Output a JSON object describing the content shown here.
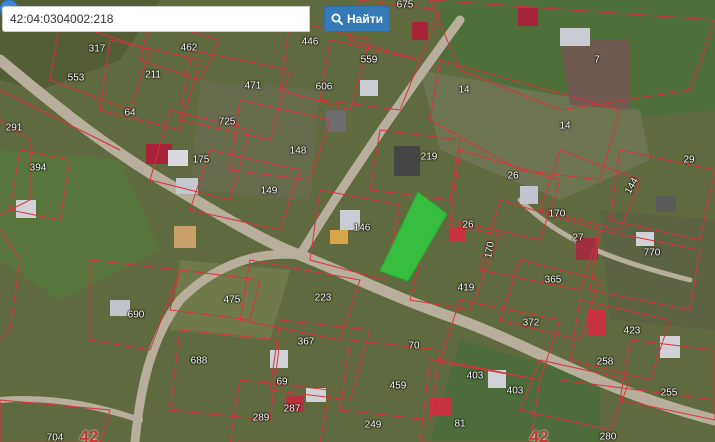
{
  "search": {
    "value": "42:04:0304002:218",
    "button_label": "Найти",
    "button_icon": "search-icon"
  },
  "marker": {
    "icon": "map-pin-icon",
    "color": "#3b86d6"
  },
  "selected_parcel": {
    "id": "218",
    "fill": "#2ecc40"
  },
  "parcel_labels": [
    {
      "text": "675"
    },
    {
      "text": "317"
    },
    {
      "text": "462"
    },
    {
      "text": "446"
    },
    {
      "text": "7"
    },
    {
      "text": "553"
    },
    {
      "text": "211"
    },
    {
      "text": "559"
    },
    {
      "text": "606"
    },
    {
      "text": "471"
    },
    {
      "text": "14"
    },
    {
      "text": "64"
    },
    {
      "text": "725"
    },
    {
      "text": "14"
    },
    {
      "text": "291"
    },
    {
      "text": "148"
    },
    {
      "text": "219"
    },
    {
      "text": "175"
    },
    {
      "text": "394"
    },
    {
      "text": "29"
    },
    {
      "text": "26"
    },
    {
      "text": "149"
    },
    {
      "text": "144"
    },
    {
      "text": "170"
    },
    {
      "text": "146"
    },
    {
      "text": "26"
    },
    {
      "text": "27"
    },
    {
      "text": "170"
    },
    {
      "text": "770"
    },
    {
      "text": "365"
    },
    {
      "text": "419"
    },
    {
      "text": "475"
    },
    {
      "text": "223"
    },
    {
      "text": "690"
    },
    {
      "text": "372"
    },
    {
      "text": "423"
    },
    {
      "text": "367"
    },
    {
      "text": "70"
    },
    {
      "text": "688"
    },
    {
      "text": "258"
    },
    {
      "text": "403"
    },
    {
      "text": "69"
    },
    {
      "text": "459"
    },
    {
      "text": "403"
    },
    {
      "text": "255"
    },
    {
      "text": "289"
    },
    {
      "text": "287"
    },
    {
      "text": "249"
    },
    {
      "text": "81"
    },
    {
      "text": "704"
    },
    {
      "text": "280"
    }
  ],
  "zone_labels": [
    {
      "text": "42"
    },
    {
      "text": "42"
    }
  ],
  "colors": {
    "boundary": "#d9323a",
    "road": "#b7ae9d"
  }
}
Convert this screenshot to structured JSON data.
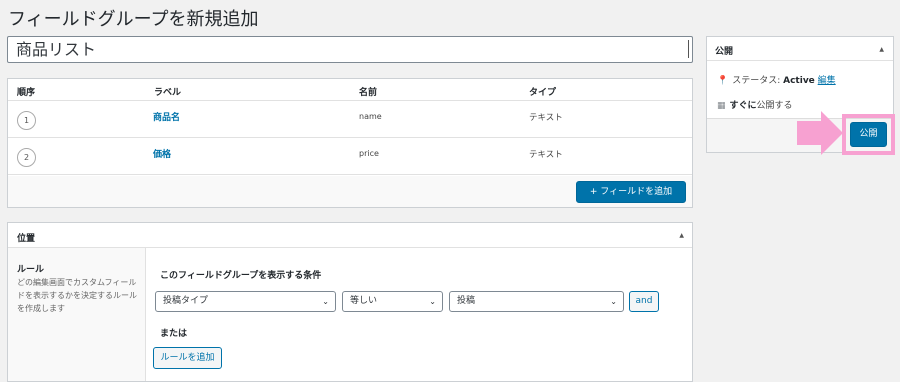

· · ·

→ SET EXERCISE: Retype everything in the material word for word, minus pictures.

→ SOLUTION TO THIS TASK:
Output a JSON object describing the content shown here.
{
  "search": {
    "value": "42:04:0304002:218",
    "button_label": "Найти",
    "button_icon": "search-icon"
  },
  "marker": {
    "icon": "map-pin-icon",
    "color": "#3b86d6"
  },
  "selected_parcel": {
    "id": "218",
    "fill": "#2ecc40"
  },
  "parcel_labels": [
    {
      "text": "675"
    },
    {
      "text": "317"
    },
    {
      "text": "462"
    },
    {
      "text": "446"
    },
    {
      "text": "7"
    },
    {
      "text": "553"
    },
    {
      "text": "211"
    },
    {
      "text": "559"
    },
    {
      "text": "606"
    },
    {
      "text": "471"
    },
    {
      "text": "14"
    },
    {
      "text": "64"
    },
    {
      "text": "725"
    },
    {
      "text": "14"
    },
    {
      "text": "291"
    },
    {
      "text": "148"
    },
    {
      "text": "219"
    },
    {
      "text": "175"
    },
    {
      "text": "394"
    },
    {
      "text": "29"
    },
    {
      "text": "26"
    },
    {
      "text": "149"
    },
    {
      "text": "144"
    },
    {
      "text": "170"
    },
    {
      "text": "146"
    },
    {
      "text": "26"
    },
    {
      "text": "27"
    },
    {
      "text": "170"
    },
    {
      "text": "770"
    },
    {
      "text": "365"
    },
    {
      "text": "419"
    },
    {
      "text": "475"
    },
    {
      "text": "223"
    },
    {
      "text": "690"
    },
    {
      "text": "372"
    },
    {
      "text": "423"
    },
    {
      "text": "367"
    },
    {
      "text": "70"
    },
    {
      "text": "688"
    },
    {
      "text": "258"
    },
    {
      "text": "403"
    },
    {
      "text": "69"
    },
    {
      "text": "459"
    },
    {
      "text": "403"
    },
    {
      "text": "255"
    },
    {
      "text": "289"
    },
    {
      "text": "287"
    },
    {
      "text": "249"
    },
    {
      "text": "81"
    },
    {
      "text": "704"
    },
    {
      "text": "280"
    }
  ],
  "zone_labels": [
    {
      "text": "42"
    },
    {
      "text": "42"
    }
  ],
  "colors": {
    "boundary": "#d9323a",
    "road": "#b7ae9d"
  }
}
Convert this screenshot to structured JSON data.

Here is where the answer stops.